:: GOAL ::
Return all the data, word for word.
BEGIN
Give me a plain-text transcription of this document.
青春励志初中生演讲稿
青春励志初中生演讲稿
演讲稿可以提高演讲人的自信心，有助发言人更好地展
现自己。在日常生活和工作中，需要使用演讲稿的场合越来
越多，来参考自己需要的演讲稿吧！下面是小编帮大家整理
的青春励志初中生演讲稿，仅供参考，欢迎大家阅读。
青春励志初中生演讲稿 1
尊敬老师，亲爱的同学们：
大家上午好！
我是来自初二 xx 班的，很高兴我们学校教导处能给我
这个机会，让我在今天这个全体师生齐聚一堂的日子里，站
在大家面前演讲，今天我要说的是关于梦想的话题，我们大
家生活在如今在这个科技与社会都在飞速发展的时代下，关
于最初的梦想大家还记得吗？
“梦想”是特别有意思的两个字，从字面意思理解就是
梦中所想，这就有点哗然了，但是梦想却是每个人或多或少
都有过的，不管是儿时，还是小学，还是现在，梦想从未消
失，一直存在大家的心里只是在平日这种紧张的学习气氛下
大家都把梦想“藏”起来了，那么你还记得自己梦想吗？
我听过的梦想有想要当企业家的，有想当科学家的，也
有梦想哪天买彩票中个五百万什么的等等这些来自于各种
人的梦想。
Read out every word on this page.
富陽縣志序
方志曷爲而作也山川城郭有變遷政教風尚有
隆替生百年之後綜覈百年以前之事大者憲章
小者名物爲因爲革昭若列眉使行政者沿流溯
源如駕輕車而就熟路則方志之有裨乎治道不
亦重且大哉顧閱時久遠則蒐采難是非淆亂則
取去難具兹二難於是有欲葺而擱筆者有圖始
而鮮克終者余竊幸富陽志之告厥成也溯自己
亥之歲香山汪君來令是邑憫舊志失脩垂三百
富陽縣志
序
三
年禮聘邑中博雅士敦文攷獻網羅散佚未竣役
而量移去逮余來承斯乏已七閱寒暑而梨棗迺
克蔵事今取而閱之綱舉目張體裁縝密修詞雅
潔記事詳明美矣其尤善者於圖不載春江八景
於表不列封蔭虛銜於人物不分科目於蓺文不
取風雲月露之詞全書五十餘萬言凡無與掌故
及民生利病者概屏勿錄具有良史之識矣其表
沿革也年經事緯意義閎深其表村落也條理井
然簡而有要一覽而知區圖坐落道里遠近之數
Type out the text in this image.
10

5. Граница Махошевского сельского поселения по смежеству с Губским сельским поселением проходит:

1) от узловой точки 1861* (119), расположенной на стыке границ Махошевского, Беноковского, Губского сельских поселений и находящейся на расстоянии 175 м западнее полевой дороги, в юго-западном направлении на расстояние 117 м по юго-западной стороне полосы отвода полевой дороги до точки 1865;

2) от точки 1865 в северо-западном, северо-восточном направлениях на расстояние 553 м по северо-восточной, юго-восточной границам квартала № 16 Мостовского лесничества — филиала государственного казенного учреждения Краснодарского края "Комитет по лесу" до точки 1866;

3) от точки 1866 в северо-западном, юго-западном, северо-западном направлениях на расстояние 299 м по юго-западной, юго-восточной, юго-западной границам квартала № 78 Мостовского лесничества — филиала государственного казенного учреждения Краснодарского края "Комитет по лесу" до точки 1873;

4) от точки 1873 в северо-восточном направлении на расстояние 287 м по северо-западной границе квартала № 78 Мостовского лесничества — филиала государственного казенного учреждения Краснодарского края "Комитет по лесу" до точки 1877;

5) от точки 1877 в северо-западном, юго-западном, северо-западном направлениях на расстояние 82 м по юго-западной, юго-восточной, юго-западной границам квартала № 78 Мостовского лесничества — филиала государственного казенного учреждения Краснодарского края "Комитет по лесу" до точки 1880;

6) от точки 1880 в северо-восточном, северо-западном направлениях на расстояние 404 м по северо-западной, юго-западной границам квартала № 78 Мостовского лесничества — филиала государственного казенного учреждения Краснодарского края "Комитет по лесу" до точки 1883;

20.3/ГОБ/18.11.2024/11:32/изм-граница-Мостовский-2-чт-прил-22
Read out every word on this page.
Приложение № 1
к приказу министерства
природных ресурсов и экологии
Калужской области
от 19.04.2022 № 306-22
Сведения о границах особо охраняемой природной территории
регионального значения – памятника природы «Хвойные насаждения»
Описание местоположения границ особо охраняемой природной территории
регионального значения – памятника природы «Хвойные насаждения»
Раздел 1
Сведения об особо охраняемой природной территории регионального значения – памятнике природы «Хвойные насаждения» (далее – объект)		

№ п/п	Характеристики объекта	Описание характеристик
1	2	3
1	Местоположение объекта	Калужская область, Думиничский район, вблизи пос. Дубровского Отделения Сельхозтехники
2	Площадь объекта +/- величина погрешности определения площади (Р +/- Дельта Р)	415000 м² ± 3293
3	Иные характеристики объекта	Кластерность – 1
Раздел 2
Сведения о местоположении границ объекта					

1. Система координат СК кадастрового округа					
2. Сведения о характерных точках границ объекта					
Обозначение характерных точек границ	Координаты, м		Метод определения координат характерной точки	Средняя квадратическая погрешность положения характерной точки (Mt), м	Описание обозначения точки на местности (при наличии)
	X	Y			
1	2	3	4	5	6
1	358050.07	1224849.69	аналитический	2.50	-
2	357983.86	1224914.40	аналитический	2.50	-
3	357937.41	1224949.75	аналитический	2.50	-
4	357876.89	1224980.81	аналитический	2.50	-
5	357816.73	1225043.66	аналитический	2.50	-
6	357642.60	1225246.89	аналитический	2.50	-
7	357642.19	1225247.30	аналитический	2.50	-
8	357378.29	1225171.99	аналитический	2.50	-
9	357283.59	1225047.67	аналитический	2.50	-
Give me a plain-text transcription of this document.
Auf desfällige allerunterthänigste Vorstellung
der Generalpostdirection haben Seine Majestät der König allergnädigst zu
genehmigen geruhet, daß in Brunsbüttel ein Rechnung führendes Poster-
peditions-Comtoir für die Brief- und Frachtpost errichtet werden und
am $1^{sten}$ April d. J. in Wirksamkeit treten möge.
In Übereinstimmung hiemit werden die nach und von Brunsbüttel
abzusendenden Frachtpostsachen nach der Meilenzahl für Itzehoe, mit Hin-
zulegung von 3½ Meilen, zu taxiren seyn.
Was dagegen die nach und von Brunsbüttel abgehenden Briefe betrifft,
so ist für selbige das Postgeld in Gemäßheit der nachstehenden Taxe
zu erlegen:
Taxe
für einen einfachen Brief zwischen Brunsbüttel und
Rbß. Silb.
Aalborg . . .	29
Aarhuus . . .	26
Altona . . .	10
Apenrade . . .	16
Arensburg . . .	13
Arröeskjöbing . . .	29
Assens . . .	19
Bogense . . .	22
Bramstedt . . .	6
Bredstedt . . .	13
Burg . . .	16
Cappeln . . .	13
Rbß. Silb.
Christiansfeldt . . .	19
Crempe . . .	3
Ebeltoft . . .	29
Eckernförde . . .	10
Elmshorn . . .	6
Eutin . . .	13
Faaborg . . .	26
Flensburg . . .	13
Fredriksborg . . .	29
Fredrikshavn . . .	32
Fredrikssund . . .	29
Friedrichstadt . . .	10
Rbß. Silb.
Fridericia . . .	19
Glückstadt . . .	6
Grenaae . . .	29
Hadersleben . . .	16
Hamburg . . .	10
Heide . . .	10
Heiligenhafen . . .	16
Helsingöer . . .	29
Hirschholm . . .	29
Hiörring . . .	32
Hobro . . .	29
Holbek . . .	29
END
:: ANSWER TO THIS TASK ::
Give me a plain-text transcription of this document.
青春励志初中生演讲稿
青春励志初中生演讲稿
演讲稿可以提高演讲人的自信心，有助发言人更好地展
现自己。在日常生活和工作中，需要使用演讲稿的场合越来
越多，来参考自己需要的演讲稿吧！下面是小编帮大家整理
的青春励志初中生演讲稿，仅供参考，欢迎大家阅读。
青春励志初中生演讲稿 1
尊敬老师，亲爱的同学们：
大家上午好！
我是来自初二 xx 班的，很高兴我们学校教导处能给我
这个机会，让我在今天这个全体师生齐聚一堂的日子里，站
在大家面前演讲，今天我要说的是关于梦想的话题，我们大
家生活在如今在这个科技与社会都在飞速发展的时代下，关
于最初的梦想大家还记得吗？
“梦想”是特别有意思的两个字，从字面意思理解就是
梦中所想，这就有点哗然了，但是梦想却是每个人或多或少
都有过的，不管是儿时，还是小学，还是现在，梦想从未消
失，一直存在大家的心里只是在平日这种紧张的学习气氛下
大家都把梦想“藏”起来了，那么你还记得自己梦想吗？
我听过的梦想有想要当企业家的，有想当科学家的，也
有梦想哪天买彩票中个五百万什么的等等这些来自于各种
人的梦想。
Read out every word on this page.
富陽縣志序
方志曷爲而作也山川城郭有變遷政教風尚有
隆替生百年之後綜覈百年以前之事大者憲章
小者名物爲因爲革昭若列眉使行政者沿流溯
源如駕輕車而就熟路則方志之有裨乎治道不
亦重且大哉顧閱時久遠則蒐采難是非淆亂則
取去難具兹二難於是有欲葺而擱筆者有圖始
而鮮克終者余竊幸富陽志之告厥成也溯自己
亥之歲香山汪君來令是邑憫舊志失脩垂三百
富陽縣志
序
三
年禮聘邑中博雅士敦文攷獻網羅散佚未竣役
而量移去逮余來承斯乏已七閱寒暑而梨棗迺
克蔵事今取而閱之綱舉目張體裁縝密修詞雅
潔記事詳明美矣其尤善者於圖不載春江八景
於表不列封蔭虛銜於人物不分科目於蓺文不
取風雲月露之詞全書五十餘萬言凡無與掌故
及民生利病者概屏勿錄具有良史之識矣其表
沿革也年經事緯意義閎深其表村落也條理井
然簡而有要一覽而知區圖坐落道里遠近之數
Type out the text in this image.
10

5. Граница Махошевского сельского поселения по смежеству с Губским сельским поселением проходит:

1) от узловой точки 1861* (119), расположенной на стыке границ Махошевского, Беноковского, Губского сельских поселений и находящейся на расстоянии 175 м западнее полевой дороги, в юго-западном направлении на расстояние 117 м по юго-западной стороне полосы отвода полевой дороги до точки 1865;

2) от точки 1865 в северо-западном, северо-восточном направлениях на расстояние 553 м по северо-восточной, юго-восточной границам квартала № 16 Мостовского лесничества — филиала государственного казенного учреждения Краснодарского края "Комитет по лесу" до точки 1866;

3) от точки 1866 в северо-западном, юго-западном, северо-западном направлениях на расстояние 299 м по юго-западной, юго-восточной, юго-западной границам квартала № 78 Мостовского лесничества — филиала государственного казенного учреждения Краснодарского края "Комитет по лесу" до точки 1873;

4) от точки 1873 в северо-восточном направлении на расстояние 287 м по северо-западной границе квартала № 78 Мостовского лесничества — филиала государственного казенного учреждения Краснодарского края "Комитет по лесу" до точки 1877;

5) от точки 1877 в северо-западном, юго-западном, северо-западном направлениях на расстояние 82 м по юго-западной, юго-восточной, юго-западной границам квартала № 78 Мостовского лесничества — филиала государственного казенного учреждения Краснодарского края "Комитет по лесу" до точки 1880;

6) от точки 1880 в северо-восточном, северо-западном направлениях на расстояние 404 м по северо-западной, юго-западной границам квартала № 78 Мостовского лесничества — филиала государственного казенного учреждения Краснодарского края "Комитет по лесу" до точки 1883;

20.3/ГОБ/18.11.2024/11:32/изм-граница-Мостовский-2-чт-прил-22
Read out every word on this page.
Приложение № 1
к приказу министерства
природных ресурсов и экологии
Калужской области
от 19.04.2022 № 306-22
Сведения о границах особо охраняемой природной территории
регионального значения – памятника природы «Хвойные насаждения»
Описание местоположения границ особо охраняемой природной территории
регионального значения – памятника природы «Хвойные насаждения»
Раздел 1
Сведения об особо охраняемой природной территории регионального значения – памятнике природы «Хвойные насаждения» (далее – объект)		

№ п/п	Характеристики объекта	Описание характеристик
1	2	3
1	Местоположение объекта	Калужская область, Думиничский район, вблизи пос. Дубровского Отделения Сельхозтехники
2	Площадь объекта +/- величина погрешности определения площади (Р +/- Дельта Р)	415000 м² ± 3293
3	Иные характеристики объекта	Кластерность – 1
Раздел 2
Сведения о местоположении границ объекта					

1. Система координат СК кадастрового округа					
2. Сведения о характерных точках границ объекта					
Обозначение характерных точек границ	Координаты, м		Метод определения координат характерной точки	Средняя квадратическая погрешность положения характерной точки (Mt), м	Описание обозначения точки на местности (при наличии)
	X	Y			
1	2	3	4	5	6
1	358050.07	1224849.69	аналитический	2.50	-
2	357983.86	1224914.40	аналитический	2.50	-
3	357937.41	1224949.75	аналитический	2.50	-
4	357876.89	1224980.81	аналитический	2.50	-
5	357816.73	1225043.66	аналитический	2.50	-
6	357642.60	1225246.89	аналитический	2.50	-
7	357642.19	1225247.30	аналитический	2.50	-
8	357378.29	1225171.99	аналитический	2.50	-
9	357283.59	1225047.67	аналитический	2.50	-
Give me a plain-text transcription of this document.
Auf desfällige allerunterthänigste Vorstellung
der Generalpostdirection haben Seine Majestät der König allergnädigst zu
genehmigen geruhet, daß in Brunsbüttel ein Rechnung führendes Poster-
peditions-Comtoir für die Brief- und Frachtpost errichtet werden und
am $1^{sten}$ April d. J. in Wirksamkeit treten möge.
In Übereinstimmung hiemit werden die nach und von Brunsbüttel
abzusendenden Frachtpostsachen nach der Meilenzahl für Itzehoe, mit Hin-
zulegung von 3½ Meilen, zu taxiren seyn.
Was dagegen die nach und von Brunsbüttel abgehenden Briefe betrifft,
so ist für selbige das Postgeld in Gemäßheit der nachstehenden Taxe
zu erlegen:
Taxe
für einen einfachen Brief zwischen Brunsbüttel und
Rbß. Silb.
Aalborg . . .	29
Aarhuus . . .	26
Altona . . .	10
Apenrade . . .	16
Arensburg . . .	13
Arröeskjöbing . . .	29
Assens . . .	19
Bogense . . .	22
Bramstedt . . .	6
Bredstedt . . .	13
Burg . . .	16
Cappeln . . .	13
Rbß. Silb.
Christiansfeldt . . .	19
Crempe . . .	3
Ebeltoft . . .	29
Eckernförde . . .	10
Elmshorn . . .	6
Eutin . . .	13
Faaborg . . .	26
Flensburg . . .	13
Fredriksborg . . .	29
Fredrikshavn . . .	32
Fredrikssund . . .	29
Friedrichstadt . . .	10
Rbß. Silb.
Fridericia . . .	19
Glückstadt . . .	6
Grenaae . . .	29
Hadersleben . . .	16
Hamburg . . .	10
Heide . . .	10
Heiligenhafen . . .	16
Helsingöer . . .	29
Hirschholm . . .	29
Hiörring . . .	32
Hobro . . .	29
Holbek . . .	29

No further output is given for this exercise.